• _WHAT TO WORK ON_
Scan the data. Collect each line that contains the word "America".

— Begin RECORDS FOR PROCESSING —

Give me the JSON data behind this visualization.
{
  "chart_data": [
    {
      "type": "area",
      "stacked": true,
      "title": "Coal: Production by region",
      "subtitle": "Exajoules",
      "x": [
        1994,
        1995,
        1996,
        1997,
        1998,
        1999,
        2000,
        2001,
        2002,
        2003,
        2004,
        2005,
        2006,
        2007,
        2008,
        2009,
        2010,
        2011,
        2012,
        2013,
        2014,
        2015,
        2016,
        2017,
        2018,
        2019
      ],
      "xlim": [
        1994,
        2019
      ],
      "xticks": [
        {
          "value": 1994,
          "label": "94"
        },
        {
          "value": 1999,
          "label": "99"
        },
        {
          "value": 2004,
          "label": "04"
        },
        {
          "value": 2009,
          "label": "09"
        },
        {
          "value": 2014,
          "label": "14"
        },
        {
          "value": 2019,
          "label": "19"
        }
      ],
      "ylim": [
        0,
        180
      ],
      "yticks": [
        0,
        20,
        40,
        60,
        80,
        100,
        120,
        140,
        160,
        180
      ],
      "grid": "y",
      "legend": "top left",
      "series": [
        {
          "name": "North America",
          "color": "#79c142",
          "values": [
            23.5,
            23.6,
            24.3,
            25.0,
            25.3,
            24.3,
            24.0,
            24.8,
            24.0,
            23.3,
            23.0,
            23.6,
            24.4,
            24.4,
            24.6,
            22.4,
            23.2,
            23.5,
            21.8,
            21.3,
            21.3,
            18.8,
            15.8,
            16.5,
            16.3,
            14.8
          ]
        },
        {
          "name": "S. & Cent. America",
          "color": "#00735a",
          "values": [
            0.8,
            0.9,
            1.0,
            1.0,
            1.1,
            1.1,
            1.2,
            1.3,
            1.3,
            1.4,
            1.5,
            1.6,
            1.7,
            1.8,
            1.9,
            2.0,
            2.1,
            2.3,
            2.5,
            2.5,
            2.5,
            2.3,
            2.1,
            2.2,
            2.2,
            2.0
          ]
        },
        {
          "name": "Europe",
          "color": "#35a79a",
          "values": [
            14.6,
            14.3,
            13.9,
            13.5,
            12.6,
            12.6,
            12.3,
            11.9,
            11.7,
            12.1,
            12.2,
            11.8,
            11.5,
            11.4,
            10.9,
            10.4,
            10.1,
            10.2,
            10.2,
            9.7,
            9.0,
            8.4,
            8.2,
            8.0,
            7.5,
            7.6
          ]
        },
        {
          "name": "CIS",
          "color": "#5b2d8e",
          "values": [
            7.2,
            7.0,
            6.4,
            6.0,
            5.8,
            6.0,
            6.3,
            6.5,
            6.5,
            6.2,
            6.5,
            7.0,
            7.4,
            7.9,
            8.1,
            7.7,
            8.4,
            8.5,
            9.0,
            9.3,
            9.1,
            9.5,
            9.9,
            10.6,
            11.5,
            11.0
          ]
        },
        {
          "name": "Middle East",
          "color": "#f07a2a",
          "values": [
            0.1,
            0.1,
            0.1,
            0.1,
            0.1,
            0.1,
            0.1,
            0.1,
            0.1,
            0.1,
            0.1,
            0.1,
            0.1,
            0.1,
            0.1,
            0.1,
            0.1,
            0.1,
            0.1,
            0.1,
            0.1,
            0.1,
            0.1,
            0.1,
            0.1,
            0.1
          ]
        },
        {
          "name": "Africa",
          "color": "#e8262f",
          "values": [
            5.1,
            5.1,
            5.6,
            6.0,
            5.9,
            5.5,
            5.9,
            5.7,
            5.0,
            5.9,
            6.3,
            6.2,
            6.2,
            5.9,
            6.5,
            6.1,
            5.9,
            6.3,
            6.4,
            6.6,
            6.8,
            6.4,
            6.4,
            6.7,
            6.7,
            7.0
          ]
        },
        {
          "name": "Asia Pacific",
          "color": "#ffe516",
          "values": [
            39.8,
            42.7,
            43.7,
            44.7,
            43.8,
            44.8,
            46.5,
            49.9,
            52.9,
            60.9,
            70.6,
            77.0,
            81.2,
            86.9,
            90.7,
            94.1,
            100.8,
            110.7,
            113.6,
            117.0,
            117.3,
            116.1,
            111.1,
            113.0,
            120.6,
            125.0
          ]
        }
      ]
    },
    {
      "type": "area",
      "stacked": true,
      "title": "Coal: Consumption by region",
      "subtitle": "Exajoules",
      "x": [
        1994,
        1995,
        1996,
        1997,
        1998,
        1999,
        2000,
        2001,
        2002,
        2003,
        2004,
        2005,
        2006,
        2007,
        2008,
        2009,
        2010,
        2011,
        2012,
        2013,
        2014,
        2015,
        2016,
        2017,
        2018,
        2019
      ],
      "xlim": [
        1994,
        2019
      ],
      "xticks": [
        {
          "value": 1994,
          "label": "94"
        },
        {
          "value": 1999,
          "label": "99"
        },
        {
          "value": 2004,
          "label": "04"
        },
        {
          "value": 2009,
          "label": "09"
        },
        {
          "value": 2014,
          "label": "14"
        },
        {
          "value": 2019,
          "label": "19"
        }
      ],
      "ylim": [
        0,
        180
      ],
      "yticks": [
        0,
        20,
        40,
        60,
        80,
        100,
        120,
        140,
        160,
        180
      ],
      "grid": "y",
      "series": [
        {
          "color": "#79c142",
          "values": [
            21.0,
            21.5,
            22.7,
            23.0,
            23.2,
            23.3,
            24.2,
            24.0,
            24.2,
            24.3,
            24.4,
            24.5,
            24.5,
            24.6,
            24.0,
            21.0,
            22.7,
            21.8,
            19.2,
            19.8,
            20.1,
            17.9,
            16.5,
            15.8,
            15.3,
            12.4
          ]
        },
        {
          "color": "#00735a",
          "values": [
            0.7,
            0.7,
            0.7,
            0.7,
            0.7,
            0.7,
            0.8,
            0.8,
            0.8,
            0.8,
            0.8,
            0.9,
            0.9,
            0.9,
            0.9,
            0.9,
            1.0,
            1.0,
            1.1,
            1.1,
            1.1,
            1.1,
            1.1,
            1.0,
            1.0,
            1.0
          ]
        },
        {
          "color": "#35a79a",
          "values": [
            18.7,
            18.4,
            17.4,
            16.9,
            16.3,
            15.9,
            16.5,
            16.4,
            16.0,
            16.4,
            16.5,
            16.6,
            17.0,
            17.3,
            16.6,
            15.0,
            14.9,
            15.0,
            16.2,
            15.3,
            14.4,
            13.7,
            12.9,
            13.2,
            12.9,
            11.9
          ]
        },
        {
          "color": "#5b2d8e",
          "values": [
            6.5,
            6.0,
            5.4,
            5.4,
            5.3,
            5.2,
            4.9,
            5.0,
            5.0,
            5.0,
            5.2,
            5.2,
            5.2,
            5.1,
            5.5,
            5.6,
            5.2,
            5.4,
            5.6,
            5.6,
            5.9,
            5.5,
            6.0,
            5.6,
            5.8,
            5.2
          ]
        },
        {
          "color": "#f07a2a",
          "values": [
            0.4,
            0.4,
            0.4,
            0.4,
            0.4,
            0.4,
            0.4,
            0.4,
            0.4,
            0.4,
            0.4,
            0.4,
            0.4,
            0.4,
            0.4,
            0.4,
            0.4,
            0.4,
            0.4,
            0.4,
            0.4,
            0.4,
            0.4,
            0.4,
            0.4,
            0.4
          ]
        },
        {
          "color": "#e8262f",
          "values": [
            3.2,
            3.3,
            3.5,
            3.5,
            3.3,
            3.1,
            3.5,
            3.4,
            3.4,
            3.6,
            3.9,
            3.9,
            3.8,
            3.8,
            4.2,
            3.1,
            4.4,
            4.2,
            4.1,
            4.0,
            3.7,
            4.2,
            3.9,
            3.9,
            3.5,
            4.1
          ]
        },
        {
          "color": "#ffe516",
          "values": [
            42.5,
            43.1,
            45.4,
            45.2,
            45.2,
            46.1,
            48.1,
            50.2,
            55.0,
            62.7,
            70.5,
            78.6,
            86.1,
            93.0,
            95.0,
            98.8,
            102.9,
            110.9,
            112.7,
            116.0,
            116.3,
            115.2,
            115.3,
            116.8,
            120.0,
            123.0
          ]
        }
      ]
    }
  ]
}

— End RECORDS FOR PROCESSING —

• _THE RESULT_
          "name": "North America",
          "name": "S. & Cent. America",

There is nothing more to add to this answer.